▶ _INSTRUCTION_
For every line in the records that has the word "content", make a copy.

▶ _DATA EXCERPTS_
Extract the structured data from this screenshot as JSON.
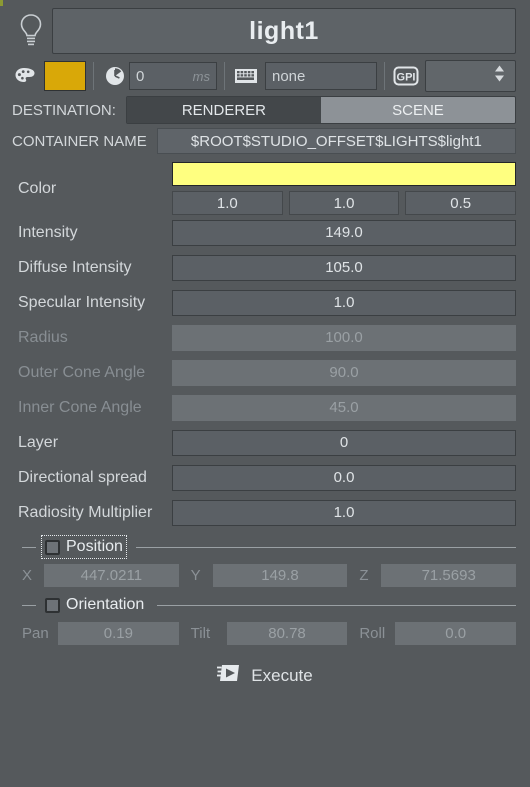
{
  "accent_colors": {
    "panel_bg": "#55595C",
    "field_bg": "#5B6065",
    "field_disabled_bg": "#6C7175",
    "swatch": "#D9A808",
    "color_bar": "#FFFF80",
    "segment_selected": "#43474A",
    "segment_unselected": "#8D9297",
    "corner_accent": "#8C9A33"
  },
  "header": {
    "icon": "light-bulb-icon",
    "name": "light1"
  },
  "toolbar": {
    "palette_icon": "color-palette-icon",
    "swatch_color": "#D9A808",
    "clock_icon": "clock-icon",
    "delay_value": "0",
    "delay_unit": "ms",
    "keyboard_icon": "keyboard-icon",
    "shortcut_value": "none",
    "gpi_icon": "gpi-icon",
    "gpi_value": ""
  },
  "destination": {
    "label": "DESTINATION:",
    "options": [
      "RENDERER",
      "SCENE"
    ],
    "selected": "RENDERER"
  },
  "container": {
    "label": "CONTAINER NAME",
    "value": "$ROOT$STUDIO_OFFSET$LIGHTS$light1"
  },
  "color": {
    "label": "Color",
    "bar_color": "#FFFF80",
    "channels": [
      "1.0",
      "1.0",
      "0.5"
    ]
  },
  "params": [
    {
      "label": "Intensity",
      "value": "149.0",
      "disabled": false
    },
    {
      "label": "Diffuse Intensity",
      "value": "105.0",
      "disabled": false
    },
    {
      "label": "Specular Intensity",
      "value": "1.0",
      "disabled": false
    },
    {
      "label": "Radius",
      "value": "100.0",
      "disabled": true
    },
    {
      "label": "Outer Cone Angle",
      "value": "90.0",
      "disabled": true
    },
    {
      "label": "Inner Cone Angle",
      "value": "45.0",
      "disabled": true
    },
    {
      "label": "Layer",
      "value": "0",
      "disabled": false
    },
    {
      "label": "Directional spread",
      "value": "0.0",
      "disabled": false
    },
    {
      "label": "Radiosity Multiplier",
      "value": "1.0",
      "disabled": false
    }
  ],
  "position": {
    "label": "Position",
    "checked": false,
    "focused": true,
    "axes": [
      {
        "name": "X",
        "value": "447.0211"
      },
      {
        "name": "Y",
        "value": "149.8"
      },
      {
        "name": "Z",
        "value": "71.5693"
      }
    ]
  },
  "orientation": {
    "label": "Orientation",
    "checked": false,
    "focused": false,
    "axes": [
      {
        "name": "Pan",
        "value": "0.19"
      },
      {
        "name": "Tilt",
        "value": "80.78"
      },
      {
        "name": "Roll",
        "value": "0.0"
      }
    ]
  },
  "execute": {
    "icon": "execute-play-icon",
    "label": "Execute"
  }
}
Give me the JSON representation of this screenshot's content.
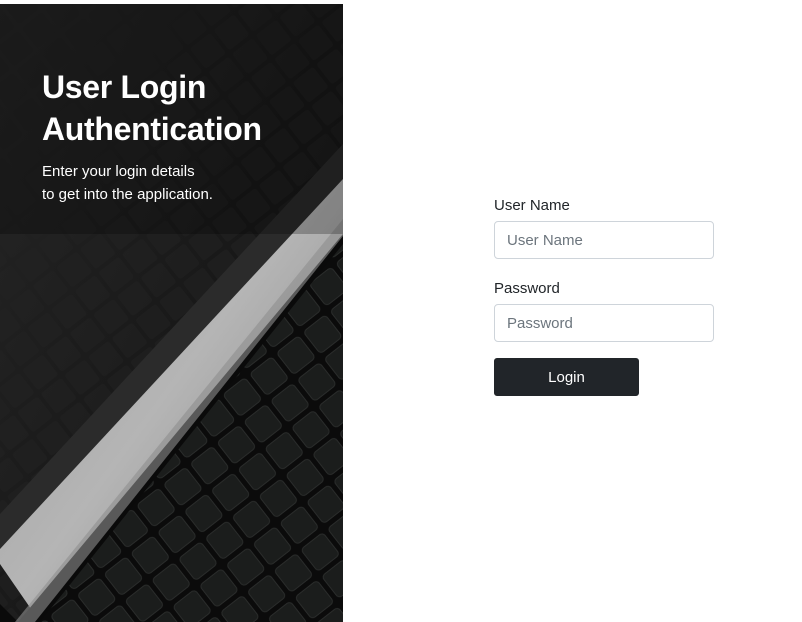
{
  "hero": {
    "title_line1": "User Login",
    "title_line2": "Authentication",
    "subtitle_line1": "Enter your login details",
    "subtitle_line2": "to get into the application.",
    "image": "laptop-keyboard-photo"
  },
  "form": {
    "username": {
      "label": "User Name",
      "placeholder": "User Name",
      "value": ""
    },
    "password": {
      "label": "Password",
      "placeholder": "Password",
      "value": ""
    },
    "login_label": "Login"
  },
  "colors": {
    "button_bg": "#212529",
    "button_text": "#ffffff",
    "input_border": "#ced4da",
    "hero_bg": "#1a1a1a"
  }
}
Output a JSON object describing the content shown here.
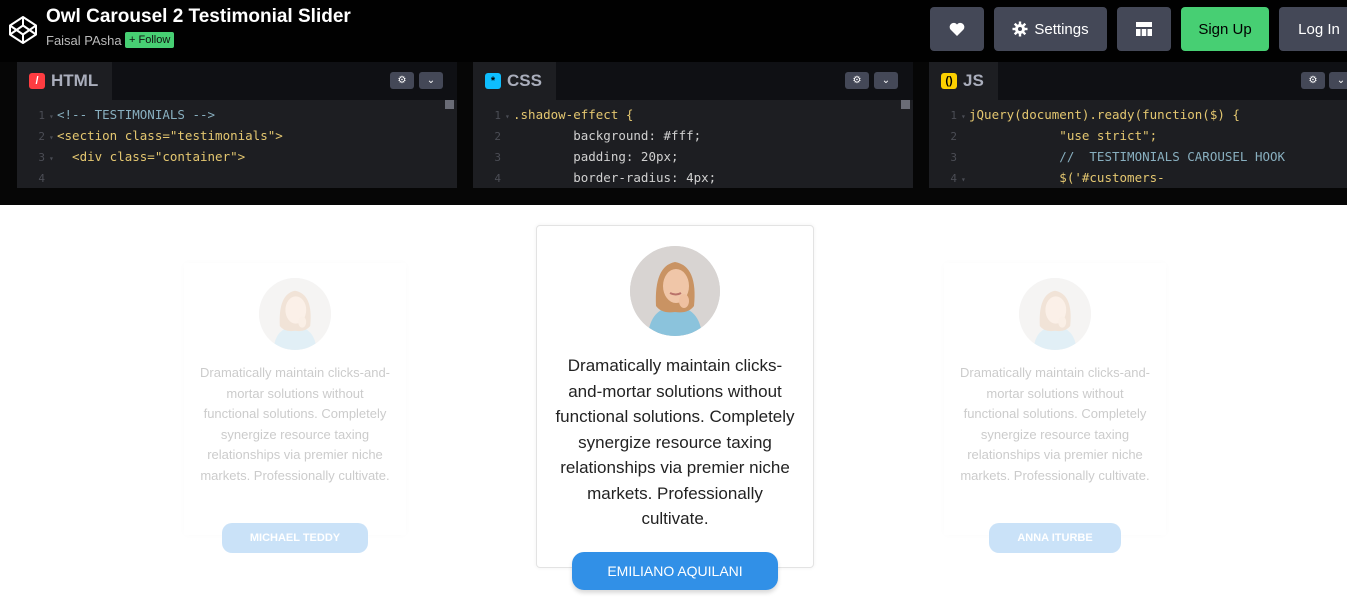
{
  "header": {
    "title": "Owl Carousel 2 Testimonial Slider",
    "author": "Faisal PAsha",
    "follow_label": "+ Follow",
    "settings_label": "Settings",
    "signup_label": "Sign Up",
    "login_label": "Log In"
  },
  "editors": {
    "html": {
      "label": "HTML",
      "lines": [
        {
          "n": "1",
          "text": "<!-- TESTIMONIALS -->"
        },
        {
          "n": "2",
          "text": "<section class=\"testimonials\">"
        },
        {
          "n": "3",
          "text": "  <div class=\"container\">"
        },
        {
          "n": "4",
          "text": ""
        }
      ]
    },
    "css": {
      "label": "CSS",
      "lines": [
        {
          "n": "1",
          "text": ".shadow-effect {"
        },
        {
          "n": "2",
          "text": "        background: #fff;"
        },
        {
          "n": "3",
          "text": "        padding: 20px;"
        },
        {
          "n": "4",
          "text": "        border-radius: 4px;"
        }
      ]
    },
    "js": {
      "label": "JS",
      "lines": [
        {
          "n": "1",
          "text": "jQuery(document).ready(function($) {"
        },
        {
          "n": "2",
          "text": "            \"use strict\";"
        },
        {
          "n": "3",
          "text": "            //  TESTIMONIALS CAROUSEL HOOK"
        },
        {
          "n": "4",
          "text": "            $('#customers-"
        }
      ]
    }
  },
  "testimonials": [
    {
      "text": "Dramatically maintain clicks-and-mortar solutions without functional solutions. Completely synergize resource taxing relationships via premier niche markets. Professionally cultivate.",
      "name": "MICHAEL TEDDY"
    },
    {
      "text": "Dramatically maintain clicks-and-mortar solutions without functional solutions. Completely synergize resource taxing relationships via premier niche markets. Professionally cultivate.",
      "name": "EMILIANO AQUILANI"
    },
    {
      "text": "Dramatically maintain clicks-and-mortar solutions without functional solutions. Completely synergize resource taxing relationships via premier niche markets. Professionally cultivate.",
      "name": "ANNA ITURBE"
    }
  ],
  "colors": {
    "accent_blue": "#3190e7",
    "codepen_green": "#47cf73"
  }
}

▶ _FINAL ANSWER_
Give me the JSON representation of this screenshot's content.
Output a JSON object describing the content shown here.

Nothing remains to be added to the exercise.